Given problem —
Print all of the lines exactly. Any picture among them stays out.

Listing —
(begin)

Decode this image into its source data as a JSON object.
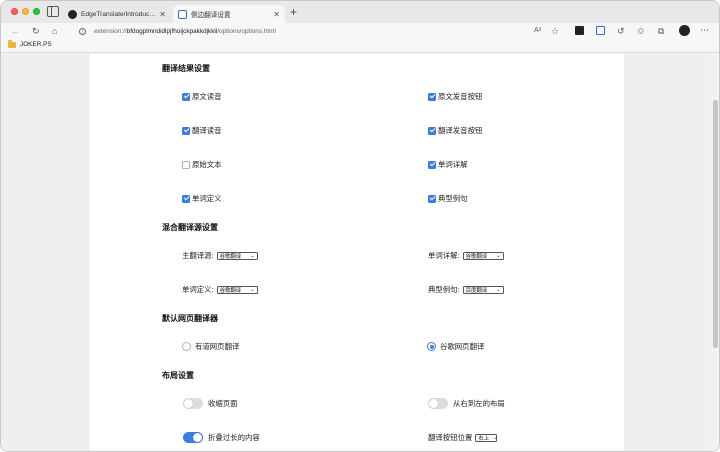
{
  "tabs": [
    {
      "title": "EdgeTranslate/Introduction.m",
      "icon": "github-icon"
    },
    {
      "title": "侧边翻译设置",
      "icon": "edge-translate-icon"
    }
  ],
  "address": {
    "scheme": "extension://",
    "host": "bfdogplmndidlpjfhoijckpakkdjkkil",
    "path": "/options/options.html"
  },
  "bookmarks": [
    {
      "label": "JOKER.PS",
      "icon": "folder-icon"
    }
  ],
  "sections": {
    "result": {
      "title": "翻译结果设置",
      "options": [
        {
          "label": "原文读音",
          "checked": true
        },
        {
          "label": "原文发音按钮",
          "checked": true
        },
        {
          "label": "翻译读音",
          "checked": true
        },
        {
          "label": "翻译发音按钮",
          "checked": true
        },
        {
          "label": "原始文本",
          "checked": false
        },
        {
          "label": "单词详解",
          "checked": true
        },
        {
          "label": "单词定义",
          "checked": true
        },
        {
          "label": "典型例句",
          "checked": true
        }
      ]
    },
    "hybrid": {
      "title": "混合翻译源设置",
      "rows": [
        {
          "label": "主翻译源:",
          "value": "谷歌翻译"
        },
        {
          "label": "单词详解:",
          "value": "谷歌翻译"
        },
        {
          "label": "单词定义:",
          "value": "谷歌翻译"
        },
        {
          "label": "典型例句:",
          "value": "百度翻译"
        }
      ]
    },
    "web": {
      "title": "默认网页翻译器",
      "options": [
        {
          "label": "有道网页翻译",
          "selected": false
        },
        {
          "label": "谷歌网页翻译",
          "selected": true
        }
      ]
    },
    "layout": {
      "title": "布局设置",
      "toggles": [
        {
          "label": "收缩页面",
          "on": false
        },
        {
          "label": "从右到左的布局",
          "on": false
        },
        {
          "label": "折叠过长的内容",
          "on": true
        }
      ],
      "button_position": {
        "label": "翻译按钮位置",
        "value": "右上"
      }
    }
  }
}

(end)

Correct response —
Decode this image into its source data as a JSON object.
{
  "tabs": [
    {
      "title": "EdgeTranslate/Introduction.m",
      "icon": "github-icon"
    },
    {
      "title": "侧边翻译设置",
      "icon": "edge-translate-icon"
    }
  ],
  "address": {
    "scheme": "extension://",
    "host": "bfdogplmndidlpjfhoijckpakkdjkkil",
    "path": "/options/options.html"
  },
  "bookmarks": [
    {
      "label": "JOKER.PS",
      "icon": "folder-icon"
    }
  ],
  "sections": {
    "result": {
      "title": "翻译结果设置",
      "options": [
        {
          "label": "原文读音",
          "checked": true
        },
        {
          "label": "原文发音按钮",
          "checked": true
        },
        {
          "label": "翻译读音",
          "checked": true
        },
        {
          "label": "翻译发音按钮",
          "checked": true
        },
        {
          "label": "原始文本",
          "checked": false
        },
        {
          "label": "单词详解",
          "checked": true
        },
        {
          "label": "单词定义",
          "checked": true
        },
        {
          "label": "典型例句",
          "checked": true
        }
      ]
    },
    "hybrid": {
      "title": "混合翻译源设置",
      "rows": [
        {
          "label": "主翻译源:",
          "value": "谷歌翻译"
        },
        {
          "label": "单词详解:",
          "value": "谷歌翻译"
        },
        {
          "label": "单词定义:",
          "value": "谷歌翻译"
        },
        {
          "label": "典型例句:",
          "value": "百度翻译"
        }
      ]
    },
    "web": {
      "title": "默认网页翻译器",
      "options": [
        {
          "label": "有道网页翻译",
          "selected": false
        },
        {
          "label": "谷歌网页翻译",
          "selected": true
        }
      ]
    },
    "layout": {
      "title": "布局设置",
      "toggles": [
        {
          "label": "收缩页面",
          "on": false
        },
        {
          "label": "从右到左的布局",
          "on": false
        },
        {
          "label": "折叠过长的内容",
          "on": true
        }
      ],
      "button_position": {
        "label": "翻译按钮位置",
        "value": "右上"
      }
    }
  }
}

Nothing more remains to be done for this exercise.